**Data for this exercise:**
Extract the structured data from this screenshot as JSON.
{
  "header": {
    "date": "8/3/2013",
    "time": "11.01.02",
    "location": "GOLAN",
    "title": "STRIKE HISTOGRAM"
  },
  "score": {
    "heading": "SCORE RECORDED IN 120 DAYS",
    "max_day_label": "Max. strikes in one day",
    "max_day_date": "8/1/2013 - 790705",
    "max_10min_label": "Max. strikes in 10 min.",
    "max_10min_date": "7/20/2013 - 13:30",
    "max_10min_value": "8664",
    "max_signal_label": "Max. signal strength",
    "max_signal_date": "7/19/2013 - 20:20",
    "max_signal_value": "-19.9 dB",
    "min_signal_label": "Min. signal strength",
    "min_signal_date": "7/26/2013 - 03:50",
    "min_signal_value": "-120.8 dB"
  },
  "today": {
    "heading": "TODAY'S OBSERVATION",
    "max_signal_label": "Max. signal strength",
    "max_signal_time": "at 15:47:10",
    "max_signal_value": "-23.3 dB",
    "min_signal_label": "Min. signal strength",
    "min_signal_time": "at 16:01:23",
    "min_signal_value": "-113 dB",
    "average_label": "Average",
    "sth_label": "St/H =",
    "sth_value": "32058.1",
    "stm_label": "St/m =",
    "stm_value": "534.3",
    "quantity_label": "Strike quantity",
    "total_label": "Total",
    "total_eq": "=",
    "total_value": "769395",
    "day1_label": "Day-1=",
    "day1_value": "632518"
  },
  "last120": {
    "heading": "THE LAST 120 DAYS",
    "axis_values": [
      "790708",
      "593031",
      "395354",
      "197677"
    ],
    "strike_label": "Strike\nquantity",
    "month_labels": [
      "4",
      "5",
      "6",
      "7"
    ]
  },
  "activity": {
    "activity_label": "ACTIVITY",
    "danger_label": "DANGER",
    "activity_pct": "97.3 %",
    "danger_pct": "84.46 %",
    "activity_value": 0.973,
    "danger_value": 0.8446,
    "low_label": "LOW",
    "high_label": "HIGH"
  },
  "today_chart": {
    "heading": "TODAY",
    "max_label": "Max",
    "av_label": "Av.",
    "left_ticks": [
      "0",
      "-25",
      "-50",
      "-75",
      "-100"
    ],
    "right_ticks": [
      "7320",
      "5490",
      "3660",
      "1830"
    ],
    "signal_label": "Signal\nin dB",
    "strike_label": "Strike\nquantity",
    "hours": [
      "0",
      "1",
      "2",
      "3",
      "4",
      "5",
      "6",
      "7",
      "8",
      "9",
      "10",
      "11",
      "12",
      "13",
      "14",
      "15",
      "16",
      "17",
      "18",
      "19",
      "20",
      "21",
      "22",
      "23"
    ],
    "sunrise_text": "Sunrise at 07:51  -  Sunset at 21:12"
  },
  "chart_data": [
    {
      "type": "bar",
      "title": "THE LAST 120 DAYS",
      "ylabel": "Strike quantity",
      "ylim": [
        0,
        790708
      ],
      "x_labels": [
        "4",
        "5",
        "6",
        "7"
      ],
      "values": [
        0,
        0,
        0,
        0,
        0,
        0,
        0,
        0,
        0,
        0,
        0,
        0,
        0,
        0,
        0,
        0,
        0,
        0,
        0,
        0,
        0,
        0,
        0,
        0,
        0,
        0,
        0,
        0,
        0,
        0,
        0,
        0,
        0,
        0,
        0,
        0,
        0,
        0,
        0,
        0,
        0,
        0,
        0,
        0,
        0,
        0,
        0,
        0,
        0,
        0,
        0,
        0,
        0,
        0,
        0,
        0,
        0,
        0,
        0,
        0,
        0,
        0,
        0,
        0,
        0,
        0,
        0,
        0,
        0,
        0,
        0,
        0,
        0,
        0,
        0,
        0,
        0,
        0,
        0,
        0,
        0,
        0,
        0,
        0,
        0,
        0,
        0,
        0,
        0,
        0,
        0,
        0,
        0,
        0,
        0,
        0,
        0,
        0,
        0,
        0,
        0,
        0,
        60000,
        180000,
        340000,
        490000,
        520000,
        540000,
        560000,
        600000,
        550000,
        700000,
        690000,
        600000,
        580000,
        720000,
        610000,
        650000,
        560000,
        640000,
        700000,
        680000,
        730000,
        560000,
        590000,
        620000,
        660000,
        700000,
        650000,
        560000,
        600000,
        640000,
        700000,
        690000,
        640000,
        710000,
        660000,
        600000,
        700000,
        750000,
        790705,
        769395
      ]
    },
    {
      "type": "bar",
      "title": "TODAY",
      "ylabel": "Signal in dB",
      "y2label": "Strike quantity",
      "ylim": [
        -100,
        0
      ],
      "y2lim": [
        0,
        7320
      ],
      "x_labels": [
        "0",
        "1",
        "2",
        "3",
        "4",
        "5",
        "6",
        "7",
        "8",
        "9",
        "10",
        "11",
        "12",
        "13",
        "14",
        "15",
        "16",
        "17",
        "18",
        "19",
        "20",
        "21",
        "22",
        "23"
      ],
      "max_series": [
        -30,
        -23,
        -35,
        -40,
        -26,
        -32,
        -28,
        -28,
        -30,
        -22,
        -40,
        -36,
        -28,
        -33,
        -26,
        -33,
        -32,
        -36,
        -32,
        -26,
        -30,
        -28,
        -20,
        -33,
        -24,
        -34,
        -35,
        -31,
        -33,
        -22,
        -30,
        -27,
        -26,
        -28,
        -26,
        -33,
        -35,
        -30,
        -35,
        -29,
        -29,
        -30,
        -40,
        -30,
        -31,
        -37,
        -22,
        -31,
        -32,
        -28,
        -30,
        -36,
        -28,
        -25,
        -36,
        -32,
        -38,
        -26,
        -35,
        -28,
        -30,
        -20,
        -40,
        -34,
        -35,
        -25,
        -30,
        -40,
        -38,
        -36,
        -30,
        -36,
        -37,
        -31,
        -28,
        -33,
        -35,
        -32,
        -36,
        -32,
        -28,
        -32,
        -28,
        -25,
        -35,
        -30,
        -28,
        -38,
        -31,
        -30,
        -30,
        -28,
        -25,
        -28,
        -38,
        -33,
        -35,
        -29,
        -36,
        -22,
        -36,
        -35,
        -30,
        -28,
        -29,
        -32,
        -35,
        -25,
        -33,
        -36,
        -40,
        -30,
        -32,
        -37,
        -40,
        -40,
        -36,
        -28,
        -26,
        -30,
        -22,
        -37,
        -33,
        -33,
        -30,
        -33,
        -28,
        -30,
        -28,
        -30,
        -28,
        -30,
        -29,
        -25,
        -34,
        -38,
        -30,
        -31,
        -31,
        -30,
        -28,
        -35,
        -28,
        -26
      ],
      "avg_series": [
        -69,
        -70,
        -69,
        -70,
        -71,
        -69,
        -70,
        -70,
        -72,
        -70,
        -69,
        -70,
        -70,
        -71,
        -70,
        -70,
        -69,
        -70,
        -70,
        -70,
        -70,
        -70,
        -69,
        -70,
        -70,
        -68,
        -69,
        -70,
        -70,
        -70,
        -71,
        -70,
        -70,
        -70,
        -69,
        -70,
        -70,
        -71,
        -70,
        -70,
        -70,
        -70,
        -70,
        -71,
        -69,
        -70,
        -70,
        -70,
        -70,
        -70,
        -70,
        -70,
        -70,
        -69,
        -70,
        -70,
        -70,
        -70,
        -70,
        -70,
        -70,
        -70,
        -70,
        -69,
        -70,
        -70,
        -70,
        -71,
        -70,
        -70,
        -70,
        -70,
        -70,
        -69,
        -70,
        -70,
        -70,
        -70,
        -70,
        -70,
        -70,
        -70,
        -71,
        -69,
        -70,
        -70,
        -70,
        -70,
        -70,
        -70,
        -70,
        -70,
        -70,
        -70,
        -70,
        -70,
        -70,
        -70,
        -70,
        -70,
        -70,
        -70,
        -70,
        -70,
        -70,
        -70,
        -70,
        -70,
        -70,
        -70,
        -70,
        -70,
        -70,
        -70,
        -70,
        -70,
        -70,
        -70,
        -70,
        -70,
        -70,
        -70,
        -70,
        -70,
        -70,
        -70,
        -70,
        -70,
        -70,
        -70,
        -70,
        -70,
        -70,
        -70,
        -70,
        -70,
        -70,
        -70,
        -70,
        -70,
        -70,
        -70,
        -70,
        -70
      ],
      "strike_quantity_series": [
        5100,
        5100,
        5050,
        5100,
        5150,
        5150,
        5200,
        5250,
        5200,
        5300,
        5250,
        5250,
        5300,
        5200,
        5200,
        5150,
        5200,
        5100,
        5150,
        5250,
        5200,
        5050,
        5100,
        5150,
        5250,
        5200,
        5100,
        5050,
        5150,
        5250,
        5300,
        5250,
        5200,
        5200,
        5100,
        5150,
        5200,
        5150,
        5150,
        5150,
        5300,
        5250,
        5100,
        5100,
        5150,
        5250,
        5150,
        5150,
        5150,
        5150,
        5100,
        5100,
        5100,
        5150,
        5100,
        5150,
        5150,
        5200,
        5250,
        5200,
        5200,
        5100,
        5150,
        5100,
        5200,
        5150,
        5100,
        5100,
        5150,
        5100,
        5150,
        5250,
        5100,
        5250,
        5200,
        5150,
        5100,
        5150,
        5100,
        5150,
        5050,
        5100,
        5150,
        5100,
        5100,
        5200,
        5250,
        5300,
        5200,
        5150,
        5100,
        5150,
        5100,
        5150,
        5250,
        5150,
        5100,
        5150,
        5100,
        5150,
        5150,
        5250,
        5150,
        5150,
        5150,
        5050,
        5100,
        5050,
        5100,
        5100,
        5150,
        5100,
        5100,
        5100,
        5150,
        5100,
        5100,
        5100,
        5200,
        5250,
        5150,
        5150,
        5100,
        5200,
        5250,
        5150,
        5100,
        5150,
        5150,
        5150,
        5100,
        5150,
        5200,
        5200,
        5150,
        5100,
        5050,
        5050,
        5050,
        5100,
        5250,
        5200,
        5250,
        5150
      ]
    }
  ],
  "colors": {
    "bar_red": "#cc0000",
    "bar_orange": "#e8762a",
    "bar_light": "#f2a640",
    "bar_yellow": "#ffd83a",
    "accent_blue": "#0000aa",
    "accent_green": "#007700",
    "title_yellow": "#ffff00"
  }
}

---

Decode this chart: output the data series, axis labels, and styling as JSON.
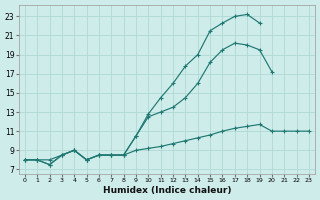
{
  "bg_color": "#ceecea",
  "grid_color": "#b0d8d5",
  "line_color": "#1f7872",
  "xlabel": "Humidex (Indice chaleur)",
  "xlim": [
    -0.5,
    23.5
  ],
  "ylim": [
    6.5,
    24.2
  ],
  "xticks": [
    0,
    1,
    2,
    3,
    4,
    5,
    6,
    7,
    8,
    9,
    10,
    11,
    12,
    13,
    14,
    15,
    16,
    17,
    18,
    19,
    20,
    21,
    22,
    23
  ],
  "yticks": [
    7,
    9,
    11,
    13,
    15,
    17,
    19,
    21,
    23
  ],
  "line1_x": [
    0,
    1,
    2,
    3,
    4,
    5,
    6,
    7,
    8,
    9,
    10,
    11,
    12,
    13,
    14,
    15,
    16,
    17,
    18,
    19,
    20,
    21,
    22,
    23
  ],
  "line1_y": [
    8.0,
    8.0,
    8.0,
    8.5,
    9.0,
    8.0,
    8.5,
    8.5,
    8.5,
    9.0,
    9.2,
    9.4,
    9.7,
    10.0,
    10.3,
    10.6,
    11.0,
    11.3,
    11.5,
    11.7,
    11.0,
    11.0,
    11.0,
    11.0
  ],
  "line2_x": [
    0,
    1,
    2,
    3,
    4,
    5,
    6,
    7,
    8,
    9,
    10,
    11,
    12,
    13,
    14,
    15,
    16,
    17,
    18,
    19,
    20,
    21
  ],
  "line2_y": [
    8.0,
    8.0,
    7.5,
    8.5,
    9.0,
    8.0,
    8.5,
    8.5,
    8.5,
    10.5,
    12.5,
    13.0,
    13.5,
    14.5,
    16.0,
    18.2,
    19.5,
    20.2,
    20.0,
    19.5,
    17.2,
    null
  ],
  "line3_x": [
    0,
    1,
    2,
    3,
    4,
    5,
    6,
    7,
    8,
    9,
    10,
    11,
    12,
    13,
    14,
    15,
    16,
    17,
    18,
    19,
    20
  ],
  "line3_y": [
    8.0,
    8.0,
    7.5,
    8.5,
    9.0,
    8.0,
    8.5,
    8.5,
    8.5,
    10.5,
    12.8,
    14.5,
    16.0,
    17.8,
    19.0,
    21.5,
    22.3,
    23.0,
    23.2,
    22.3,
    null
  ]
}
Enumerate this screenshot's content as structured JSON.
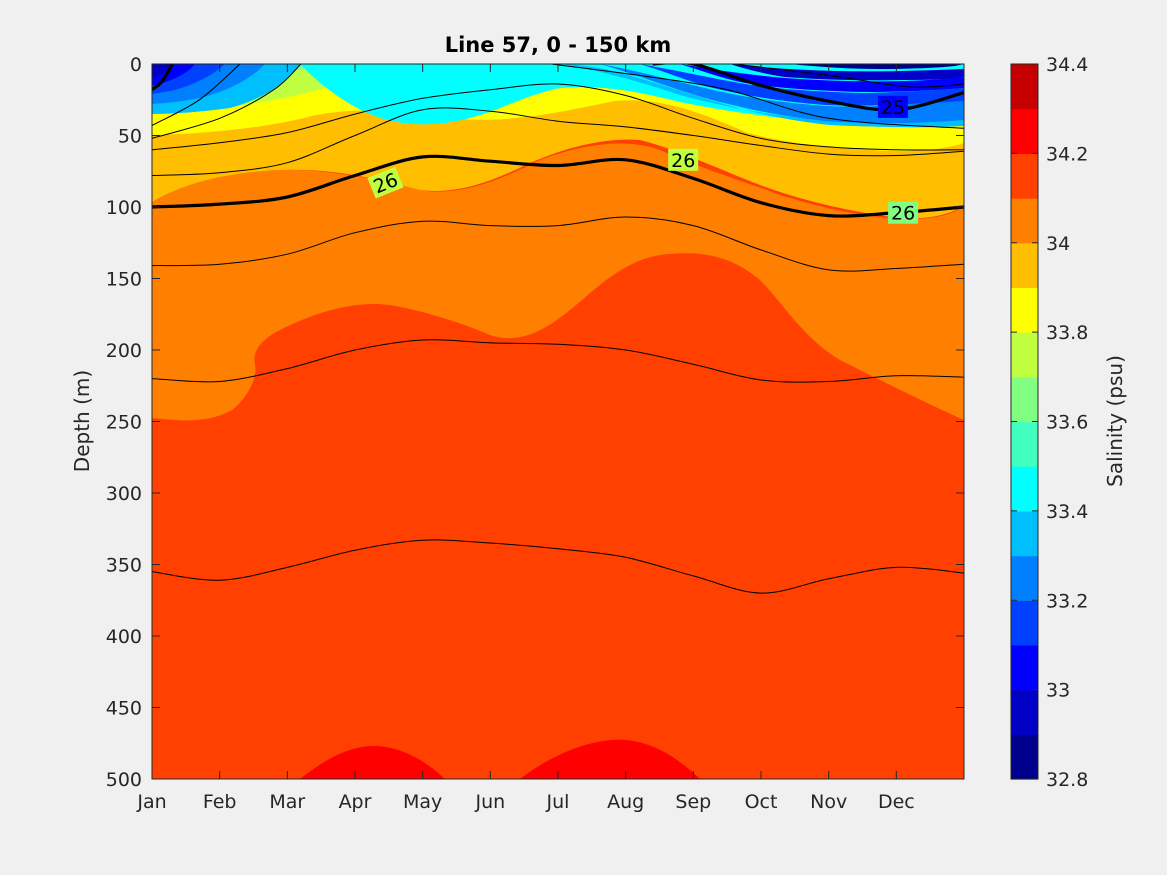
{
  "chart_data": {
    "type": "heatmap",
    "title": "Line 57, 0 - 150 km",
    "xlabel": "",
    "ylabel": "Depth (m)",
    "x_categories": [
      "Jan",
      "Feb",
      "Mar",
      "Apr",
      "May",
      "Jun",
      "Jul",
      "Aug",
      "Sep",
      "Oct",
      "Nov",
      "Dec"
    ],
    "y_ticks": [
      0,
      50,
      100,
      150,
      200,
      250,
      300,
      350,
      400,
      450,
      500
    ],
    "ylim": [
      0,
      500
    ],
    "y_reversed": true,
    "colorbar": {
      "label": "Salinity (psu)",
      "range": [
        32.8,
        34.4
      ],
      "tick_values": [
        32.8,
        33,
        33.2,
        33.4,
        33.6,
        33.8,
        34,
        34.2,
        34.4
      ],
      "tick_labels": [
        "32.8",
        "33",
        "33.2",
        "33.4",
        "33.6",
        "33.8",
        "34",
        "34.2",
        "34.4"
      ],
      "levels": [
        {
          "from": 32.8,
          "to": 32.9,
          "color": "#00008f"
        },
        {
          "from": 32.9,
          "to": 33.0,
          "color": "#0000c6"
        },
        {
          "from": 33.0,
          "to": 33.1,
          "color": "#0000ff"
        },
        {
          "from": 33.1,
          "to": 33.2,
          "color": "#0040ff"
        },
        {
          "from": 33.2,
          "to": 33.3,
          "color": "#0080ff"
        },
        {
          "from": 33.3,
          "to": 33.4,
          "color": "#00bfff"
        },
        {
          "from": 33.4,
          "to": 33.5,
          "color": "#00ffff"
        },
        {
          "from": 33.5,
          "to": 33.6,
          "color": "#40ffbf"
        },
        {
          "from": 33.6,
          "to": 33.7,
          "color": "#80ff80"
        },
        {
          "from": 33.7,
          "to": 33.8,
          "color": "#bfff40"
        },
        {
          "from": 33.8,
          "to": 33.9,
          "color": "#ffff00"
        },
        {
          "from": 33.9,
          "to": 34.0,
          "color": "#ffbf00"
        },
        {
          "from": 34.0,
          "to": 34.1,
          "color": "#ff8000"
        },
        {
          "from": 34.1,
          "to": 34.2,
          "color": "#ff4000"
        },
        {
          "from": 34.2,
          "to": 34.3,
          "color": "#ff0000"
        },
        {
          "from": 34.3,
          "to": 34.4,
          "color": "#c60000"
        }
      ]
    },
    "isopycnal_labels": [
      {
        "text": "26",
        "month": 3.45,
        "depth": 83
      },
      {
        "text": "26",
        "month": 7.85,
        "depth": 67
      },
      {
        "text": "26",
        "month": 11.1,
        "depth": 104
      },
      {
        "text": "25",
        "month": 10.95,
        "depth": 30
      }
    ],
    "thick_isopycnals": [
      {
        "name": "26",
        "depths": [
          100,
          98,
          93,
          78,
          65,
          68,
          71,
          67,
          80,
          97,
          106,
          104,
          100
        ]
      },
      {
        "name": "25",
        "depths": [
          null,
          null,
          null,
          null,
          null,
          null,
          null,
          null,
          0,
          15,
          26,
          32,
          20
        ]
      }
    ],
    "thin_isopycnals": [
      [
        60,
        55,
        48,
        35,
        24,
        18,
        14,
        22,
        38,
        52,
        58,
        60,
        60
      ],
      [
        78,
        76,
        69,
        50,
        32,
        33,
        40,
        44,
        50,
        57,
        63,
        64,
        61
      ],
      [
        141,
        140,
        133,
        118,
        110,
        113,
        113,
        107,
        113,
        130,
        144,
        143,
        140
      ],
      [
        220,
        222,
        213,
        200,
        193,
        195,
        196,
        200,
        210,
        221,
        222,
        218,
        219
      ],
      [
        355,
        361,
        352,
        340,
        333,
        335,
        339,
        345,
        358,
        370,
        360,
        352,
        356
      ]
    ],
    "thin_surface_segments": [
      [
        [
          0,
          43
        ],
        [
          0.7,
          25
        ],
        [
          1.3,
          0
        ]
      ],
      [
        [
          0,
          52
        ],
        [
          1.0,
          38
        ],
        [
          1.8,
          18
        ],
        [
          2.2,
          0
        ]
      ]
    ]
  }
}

--

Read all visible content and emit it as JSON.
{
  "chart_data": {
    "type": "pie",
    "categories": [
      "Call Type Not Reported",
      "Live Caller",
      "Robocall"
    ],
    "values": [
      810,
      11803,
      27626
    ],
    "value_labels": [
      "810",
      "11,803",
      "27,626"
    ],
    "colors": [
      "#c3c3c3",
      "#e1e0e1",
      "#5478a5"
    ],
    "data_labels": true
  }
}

**Aim of the task:** Find every line in the listing that holds the string "structured", then say how many there are as a bare number.

**Written response:** 2